■ What this task involves: In the data below, find every line with the string "JSON" and pull it out.

[Records excerpted from a collection]
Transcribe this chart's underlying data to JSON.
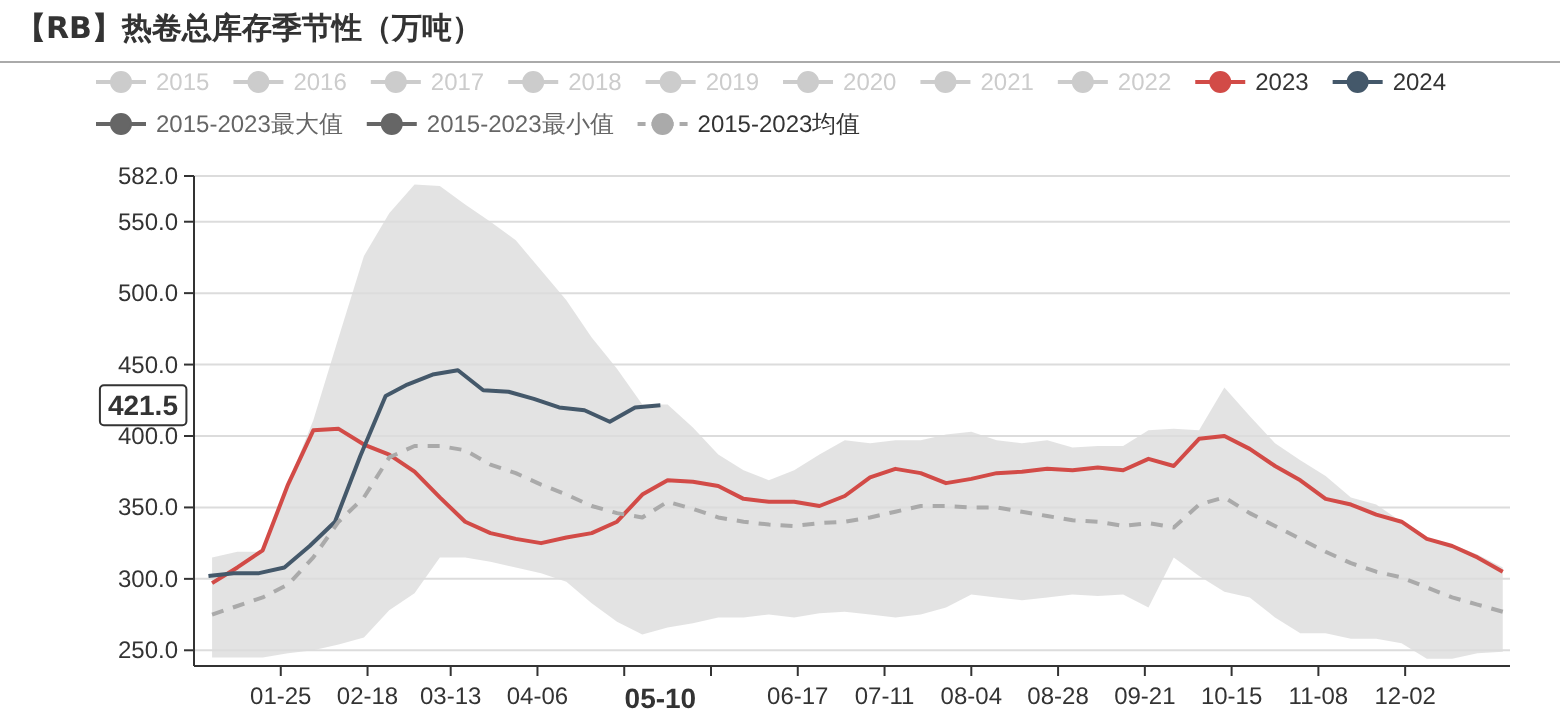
{
  "chart_data": {
    "type": "line",
    "title": "【RB】热卷总库存季节性（万吨）",
    "x": [
      "--01-06",
      "--01-13",
      "--01-20",
      "--01-27",
      "--02-03",
      "--02-10",
      "--02-17",
      "--02-24",
      "--03-03",
      "--03-10",
      "--03-17",
      "--03-24",
      "--03-31",
      "--04-07",
      "--04-14",
      "--04-21",
      "--04-28",
      "--05-05",
      "--05-12",
      "--05-19",
      "--05-26",
      "--06-02",
      "--06-09",
      "--06-16",
      "--06-23",
      "--06-30",
      "--07-07",
      "--07-14",
      "--07-21",
      "--07-28",
      "--08-04",
      "--08-11",
      "--08-18",
      "--08-25",
      "--09-01",
      "--09-08",
      "--09-15",
      "--09-22",
      "--09-29",
      "--10-06",
      "--10-13",
      "--10-20",
      "--10-27",
      "--11-03",
      "--11-10",
      "--11-17",
      "--11-24",
      "--12-01",
      "--12-08",
      "--12-15",
      "--12-22",
      "--12-29"
    ],
    "xlim": [
      "--01-01",
      "--12-31"
    ],
    "xticks": [
      {
        "value": "--01-25",
        "label": "01-25"
      },
      {
        "value": "--02-18",
        "label": "02-18"
      },
      {
        "value": "--03-13",
        "label": "03-13"
      },
      {
        "value": "--04-06",
        "label": "04-06"
      },
      {
        "value": "--04-30",
        "label": null
      },
      {
        "value": "--05-24",
        "label": null
      },
      {
        "value": "--06-17",
        "label": "06-17"
      },
      {
        "value": "--07-11",
        "label": "07-11"
      },
      {
        "value": "--08-04",
        "label": "08-04"
      },
      {
        "value": "--08-28",
        "label": "08-28"
      },
      {
        "value": "--09-21",
        "label": "09-21"
      },
      {
        "value": "--10-15",
        "label": "10-15"
      },
      {
        "value": "--11-08",
        "label": "11-08"
      },
      {
        "value": "--12-02",
        "label": "12-02"
      }
    ],
    "ylim": [
      239,
      582
    ],
    "yticks": [
      {
        "value": 250,
        "label": "250.0"
      },
      {
        "value": 300,
        "label": "300.0"
      },
      {
        "value": 350,
        "label": "350.0"
      },
      {
        "value": 400,
        "label": "400.0"
      },
      {
        "value": 450,
        "label": "450.0"
      },
      {
        "value": 500,
        "label": "500.0"
      },
      {
        "value": 550,
        "label": "550.0"
      },
      {
        "value": 582,
        "label": "582.0"
      }
    ],
    "grid": "y",
    "legend": "top",
    "annotations": [
      "421.5",
      "05-10"
    ],
    "series": [
      {
        "name": "2015",
        "color": "#cccccc",
        "values": [
          null,
          null,
          null,
          null,
          null,
          null,
          null,
          null,
          null,
          null,
          null,
          null,
          null,
          null,
          null,
          null,
          null,
          null,
          null,
          null,
          null,
          null,
          null,
          null,
          null,
          null,
          null,
          null,
          null,
          null,
          null,
          null,
          null,
          null,
          null,
          null,
          null,
          null,
          null,
          null,
          null,
          null,
          null,
          null,
          null,
          null,
          null,
          null,
          null,
          null,
          null,
          null
        ]
      },
      {
        "name": "2016",
        "color": "#cccccc",
        "values": [
          null,
          null,
          null,
          null,
          null,
          null,
          null,
          null,
          null,
          null,
          null,
          null,
          null,
          null,
          null,
          null,
          null,
          null,
          null,
          null,
          null,
          null,
          null,
          null,
          null,
          null,
          null,
          null,
          null,
          null,
          null,
          null,
          null,
          null,
          null,
          null,
          null,
          null,
          null,
          null,
          null,
          null,
          null,
          null,
          null,
          null,
          null,
          null,
          null,
          null,
          null,
          null
        ]
      },
      {
        "name": "2017",
        "color": "#cccccc",
        "values": [
          null,
          null,
          null,
          null,
          null,
          null,
          null,
          null,
          null,
          null,
          null,
          null,
          null,
          null,
          null,
          null,
          null,
          null,
          null,
          null,
          null,
          null,
          null,
          null,
          null,
          null,
          null,
          null,
          null,
          null,
          null,
          null,
          null,
          null,
          null,
          null,
          null,
          null,
          null,
          null,
          null,
          null,
          null,
          null,
          null,
          null,
          null,
          null,
          null,
          null,
          null,
          null
        ]
      },
      {
        "name": "2018",
        "color": "#cccccc",
        "values": [
          null,
          null,
          null,
          null,
          null,
          null,
          null,
          null,
          null,
          null,
          null,
          null,
          null,
          null,
          null,
          null,
          null,
          null,
          null,
          null,
          null,
          null,
          null,
          null,
          null,
          null,
          null,
          null,
          null,
          null,
          null,
          null,
          null,
          null,
          null,
          null,
          null,
          null,
          null,
          null,
          null,
          null,
          null,
          null,
          null,
          null,
          null,
          null,
          null,
          null,
          null,
          null
        ]
      },
      {
        "name": "2019",
        "color": "#cccccc",
        "values": [
          null,
          null,
          null,
          null,
          null,
          null,
          null,
          null,
          null,
          null,
          null,
          null,
          null,
          null,
          null,
          null,
          null,
          null,
          null,
          null,
          null,
          null,
          null,
          null,
          null,
          null,
          null,
          null,
          null,
          null,
          null,
          null,
          null,
          null,
          null,
          null,
          null,
          null,
          null,
          null,
          null,
          null,
          null,
          null,
          null,
          null,
          null,
          null,
          null,
          null,
          null,
          null
        ]
      },
      {
        "name": "2020",
        "color": "#cccccc",
        "values": [
          null,
          null,
          null,
          null,
          null,
          null,
          null,
          null,
          null,
          null,
          null,
          null,
          null,
          null,
          null,
          null,
          null,
          null,
          null,
          null,
          null,
          null,
          null,
          null,
          null,
          null,
          null,
          null,
          null,
          null,
          null,
          null,
          null,
          null,
          null,
          null,
          null,
          null,
          null,
          null,
          null,
          null,
          null,
          null,
          null,
          null,
          null,
          null,
          null,
          null,
          null,
          null
        ]
      },
      {
        "name": "2021",
        "color": "#cccccc",
        "values": [
          null,
          null,
          null,
          null,
          null,
          null,
          null,
          null,
          null,
          null,
          null,
          null,
          null,
          null,
          null,
          null,
          null,
          null,
          null,
          null,
          null,
          null,
          null,
          null,
          null,
          null,
          null,
          null,
          null,
          null,
          null,
          null,
          null,
          null,
          null,
          null,
          null,
          null,
          null,
          null,
          null,
          null,
          null,
          null,
          null,
          null,
          null,
          null,
          null,
          null,
          null,
          null
        ]
      },
      {
        "name": "2022",
        "color": "#cccccc",
        "values": [
          null,
          null,
          null,
          null,
          null,
          null,
          null,
          null,
          null,
          null,
          null,
          null,
          null,
          null,
          null,
          null,
          null,
          null,
          null,
          null,
          null,
          null,
          null,
          null,
          null,
          null,
          null,
          null,
          null,
          null,
          null,
          null,
          null,
          null,
          null,
          null,
          null,
          null,
          null,
          null,
          null,
          null,
          null,
          null,
          null,
          null,
          null,
          null,
          null,
          null,
          null,
          null
        ]
      },
      {
        "name": "2023",
        "color": "#d24b47",
        "values": [
          297,
          308,
          320,
          366,
          404,
          405,
          394,
          387,
          375,
          357,
          340,
          332,
          328,
          325,
          329,
          332,
          340,
          359,
          369,
          368,
          365,
          356,
          354,
          354,
          351,
          358,
          371,
          377,
          374,
          367,
          370,
          374,
          375,
          377,
          376,
          378,
          376,
          384,
          379,
          398,
          400,
          391,
          379,
          369,
          356,
          352,
          345,
          340,
          328,
          323,
          315,
          305
        ]
      },
      {
        "name": "2024",
        "color": "#44586a",
        "x": [
          "--01-05",
          "--01-12",
          "--01-19",
          "--01-26",
          "--02-02",
          "--02-09",
          "--02-16",
          "--02-23",
          "--03-01",
          "--03-08",
          "--03-15",
          "--03-22",
          "--03-29",
          "--04-05",
          "--04-12",
          "--04-19",
          "--04-26",
          "--05-03",
          "--05-10"
        ],
        "values": [
          302,
          304,
          304,
          308,
          323,
          340,
          386,
          428,
          436,
          443,
          446,
          432,
          431,
          426,
          420,
          418,
          410,
          420,
          421.5
        ]
      },
      {
        "name": "2015-2023最大值",
        "color": "#666666",
        "values": [
          null,
          null,
          null,
          null,
          null,
          null,
          null,
          null,
          null,
          null,
          null,
          null,
          null,
          null,
          null,
          null,
          null,
          null,
          null,
          null,
          null,
          null,
          null,
          null,
          null,
          null,
          null,
          null,
          null,
          null,
          null,
          null,
          null,
          null,
          null,
          null,
          null,
          null,
          null,
          null,
          null,
          null,
          null,
          null,
          null,
          null,
          null,
          null,
          null,
          null,
          null,
          null
        ]
      },
      {
        "name": "2015-2023最小值",
        "color": "#666666",
        "values": [
          null,
          null,
          null,
          null,
          null,
          null,
          null,
          null,
          null,
          null,
          null,
          null,
          null,
          null,
          null,
          null,
          null,
          null,
          null,
          null,
          null,
          null,
          null,
          null,
          null,
          null,
          null,
          null,
          null,
          null,
          null,
          null,
          null,
          null,
          null,
          null,
          null,
          null,
          null,
          null,
          null,
          null,
          null,
          null,
          null,
          null,
          null,
          null,
          null,
          null,
          null,
          null
        ]
      },
      {
        "name": "2015-2023均值",
        "color": "#aaaaaa",
        "line_style": "dashed",
        "upper": [
          315,
          319,
          319,
          367,
          411,
          469,
          526,
          556,
          576,
          575,
          562,
          550,
          537,
          516,
          495,
          469,
          447,
          422,
          422,
          406,
          387,
          376,
          369,
          376,
          387,
          397,
          395,
          397,
          397,
          401,
          403,
          397,
          395,
          397,
          392,
          393,
          393,
          404,
          405,
          404,
          434,
          414,
          395,
          383,
          372,
          357,
          352,
          340,
          329,
          324,
          317,
          308
        ],
        "lower": [
          245,
          245,
          245,
          248,
          250,
          254,
          259,
          278,
          290,
          315,
          315,
          312,
          308,
          304,
          298,
          283,
          270,
          261,
          266,
          269,
          273,
          273,
          275,
          273,
          276,
          277,
          275,
          273,
          275,
          280,
          289,
          287,
          285,
          287,
          289,
          288,
          289,
          280,
          315,
          302,
          291,
          287,
          273,
          262,
          262,
          258,
          258,
          255,
          244,
          244,
          248,
          249
        ],
        "values": [
          275,
          281,
          287,
          296,
          315,
          340,
          357,
          385,
          393,
          393,
          390,
          380,
          374,
          366,
          359,
          351,
          346,
          343,
          354,
          349,
          343,
          340,
          338,
          337,
          339,
          340,
          343,
          347,
          351,
          351,
          350,
          350,
          347,
          344,
          341,
          340,
          337,
          339,
          336,
          352,
          357,
          346,
          337,
          328,
          319,
          311,
          305,
          301,
          294,
          287,
          282,
          277
        ]
      }
    ]
  }
}
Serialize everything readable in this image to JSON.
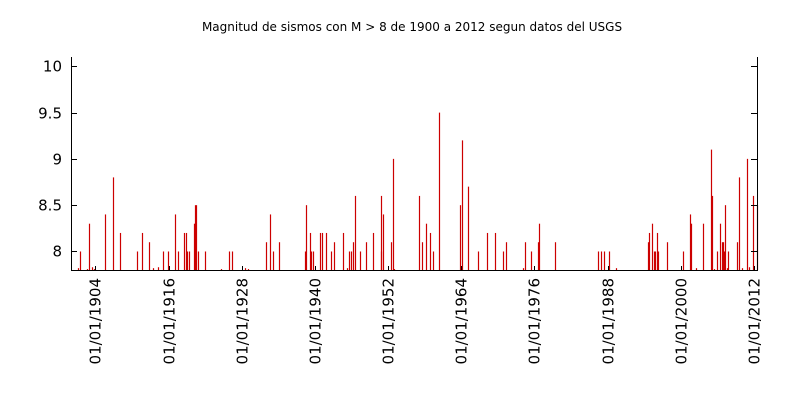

■ The answer:
Transcribe this chart's underlying data to JSON.
Serialize everything readable in this image to JSON.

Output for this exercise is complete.